##### 抜粋 #####
大自然の襲来

 私の母校の教養部は地方の森の中にあって、そこで1年間の寮生活を行うのが決まりだった。医歯薬三学部の学生がまとめて共同生活を送るので、意外に楽しい生活であったのだけれども、自然の中での暮らしは、東京都とはやや違う注意点があった。

それは、動植物の数と種類が豊富であり、人間の生活の中にかなり侵入してくるということ。夜に窓を開けると見たことのない虫が入ってくるし、腐った床板にキノコは生える。一度は、何気なく履いた寮のスリッパの中に蜂が入っていて、相当痛い思いをしたことがある。

 2年生になり東京へ戻り、そんな心配ももはや無縁と安心していたのもつかの間、下宿のドア横の配電盤に蜂が入っていくのを発見。その配電盤の下に郵便受けがあったので、追い払っておこうと開けてみたところ、

バリッ!

と音がして、見事な蜂の巣の断面図が・・・

 恐る恐る閉めて、お役所に連絡。派遣された駆除業者のいうことには、黄色スズメバチといって、最も獰猛な蜂の巣ができていたとのこと。気性が荒く、部屋の中に入り込んだら、出口がないことだけでも、激怒して刺しに来るとのこと。これは相当怖い思いをした。

そして先日。訪問診療先のドアの前に、たくさんの蜂が群がっているのを発見。開けてしまうと、蜂が家の中に入ってしまいそうなので、勝手口から入れてもらった。もう一度外に出てよく様子を伺ってみると、蜂たちはドアと天井の間にある小穴から出入りを繰り返していた。

 “居間に蜂がいっぱいいて困っていたんですよ・・・”

蜂たちは家の中にも侵入していたのだった。患者さんは、いつも診察する居間から追いやられ、ふすまを閉じ切った台所に避難をしていた。患者さんが刺されても大変なので、決死隊として蜂の居座る居間に突入、状況を確認した。

エアコンのダクトの隙間から蜂が出入りしているようであった。外の穴と交通しているのだろう。もしかすると天井裏には、いつかの蜂の巣をしのぐような巨大な巣があるのかもしれない。早速お役所に対処を依頼したのであった。

 都会に残された僅かな自然が、なんとか適応して生き残ろうと必死なのだろうが、なんだか違和感を禁じ得ない出来事だ。

 みなさん、蜂の活発になる季節です。都内在住ではあれども、どうぞご用心を!
##### 記載項目一覧 #####
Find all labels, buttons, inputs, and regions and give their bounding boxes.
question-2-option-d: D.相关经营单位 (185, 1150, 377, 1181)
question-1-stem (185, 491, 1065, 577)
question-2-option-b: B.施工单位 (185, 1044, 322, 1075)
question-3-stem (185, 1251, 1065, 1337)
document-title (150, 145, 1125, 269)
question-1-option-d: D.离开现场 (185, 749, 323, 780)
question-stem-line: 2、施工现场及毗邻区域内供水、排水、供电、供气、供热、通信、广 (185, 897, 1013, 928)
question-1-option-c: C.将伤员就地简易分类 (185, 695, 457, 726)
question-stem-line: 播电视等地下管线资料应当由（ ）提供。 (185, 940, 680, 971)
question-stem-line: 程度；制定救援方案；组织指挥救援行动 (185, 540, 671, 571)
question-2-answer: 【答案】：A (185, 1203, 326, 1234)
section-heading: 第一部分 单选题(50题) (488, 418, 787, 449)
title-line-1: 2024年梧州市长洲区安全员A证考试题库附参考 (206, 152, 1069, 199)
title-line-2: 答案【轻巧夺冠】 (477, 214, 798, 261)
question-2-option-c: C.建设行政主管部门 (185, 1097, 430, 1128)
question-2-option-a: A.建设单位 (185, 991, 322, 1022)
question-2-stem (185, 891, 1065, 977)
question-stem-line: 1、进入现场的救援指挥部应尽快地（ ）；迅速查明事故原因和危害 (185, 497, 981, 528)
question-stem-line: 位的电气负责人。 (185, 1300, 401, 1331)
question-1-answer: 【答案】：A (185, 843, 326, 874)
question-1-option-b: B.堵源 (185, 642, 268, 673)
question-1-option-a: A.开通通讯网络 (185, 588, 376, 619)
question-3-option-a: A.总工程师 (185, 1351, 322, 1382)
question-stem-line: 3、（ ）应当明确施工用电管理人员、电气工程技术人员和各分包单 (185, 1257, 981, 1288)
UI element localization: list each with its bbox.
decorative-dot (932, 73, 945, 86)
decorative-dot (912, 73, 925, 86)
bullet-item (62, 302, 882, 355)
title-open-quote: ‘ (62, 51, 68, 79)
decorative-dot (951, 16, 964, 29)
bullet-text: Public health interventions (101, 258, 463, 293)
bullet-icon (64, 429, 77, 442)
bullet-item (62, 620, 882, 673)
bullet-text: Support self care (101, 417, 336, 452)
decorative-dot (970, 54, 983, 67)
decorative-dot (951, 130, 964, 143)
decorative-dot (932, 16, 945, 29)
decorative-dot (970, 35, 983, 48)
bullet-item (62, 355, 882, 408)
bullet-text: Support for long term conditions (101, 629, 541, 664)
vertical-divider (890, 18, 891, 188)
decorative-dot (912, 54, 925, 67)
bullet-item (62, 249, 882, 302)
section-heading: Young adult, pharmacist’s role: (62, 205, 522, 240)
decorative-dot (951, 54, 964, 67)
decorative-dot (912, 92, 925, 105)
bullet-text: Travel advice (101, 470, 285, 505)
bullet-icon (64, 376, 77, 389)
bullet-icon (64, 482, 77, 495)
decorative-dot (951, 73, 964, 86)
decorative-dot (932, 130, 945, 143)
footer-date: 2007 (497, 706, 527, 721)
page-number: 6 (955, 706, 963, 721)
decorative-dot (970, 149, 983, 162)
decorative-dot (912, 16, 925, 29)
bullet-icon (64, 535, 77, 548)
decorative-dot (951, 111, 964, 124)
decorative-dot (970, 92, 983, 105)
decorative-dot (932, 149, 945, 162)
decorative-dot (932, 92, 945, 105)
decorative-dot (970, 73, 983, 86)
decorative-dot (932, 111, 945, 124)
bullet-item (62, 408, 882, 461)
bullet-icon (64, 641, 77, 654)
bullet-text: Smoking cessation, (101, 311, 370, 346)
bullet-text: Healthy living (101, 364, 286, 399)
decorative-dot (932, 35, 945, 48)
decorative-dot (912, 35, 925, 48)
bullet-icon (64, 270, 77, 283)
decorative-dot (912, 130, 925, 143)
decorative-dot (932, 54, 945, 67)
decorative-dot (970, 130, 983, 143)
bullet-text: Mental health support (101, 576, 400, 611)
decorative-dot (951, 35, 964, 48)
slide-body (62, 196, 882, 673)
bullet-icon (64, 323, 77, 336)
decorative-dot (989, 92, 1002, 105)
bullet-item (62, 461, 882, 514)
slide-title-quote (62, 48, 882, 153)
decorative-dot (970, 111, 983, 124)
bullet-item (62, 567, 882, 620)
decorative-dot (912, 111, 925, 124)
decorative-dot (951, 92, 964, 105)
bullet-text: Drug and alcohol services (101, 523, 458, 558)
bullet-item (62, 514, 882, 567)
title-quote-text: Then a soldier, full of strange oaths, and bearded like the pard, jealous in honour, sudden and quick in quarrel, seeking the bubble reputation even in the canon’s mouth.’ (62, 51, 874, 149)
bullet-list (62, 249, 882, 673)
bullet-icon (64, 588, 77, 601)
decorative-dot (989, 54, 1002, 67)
#####
**課題:**
抜粋のうち、「2年生になり東京へ戻り、そん」を含む語句から始まり「来るとのこと。これは相当怖い思いをした。」で終わる部分を、一字も変えずに書き写してください。

**解答:**
2年生になり東京へ戻り、そんな心配ももはや無縁と安心していたのもつかの間、下宿のドア横の配電盤に蜂が入っていくのを発見。その配電盤の下に郵便受けがあったので、追い払っておこうと開けてみたところ、

バリッ!

と音がして、見事な蜂の巣の断面図が・・・

 恐る恐る閉めて、お役所に連絡。派遣された駆除業者のいうことには、黄色スズメバチといって、最も獰猛な蜂の巣ができていたとのこと。気性が荒く、部屋の中に入り込んだら、出口がないことだけでも、激怒して刺しに来るとのこと。これは相当怖い思いをした。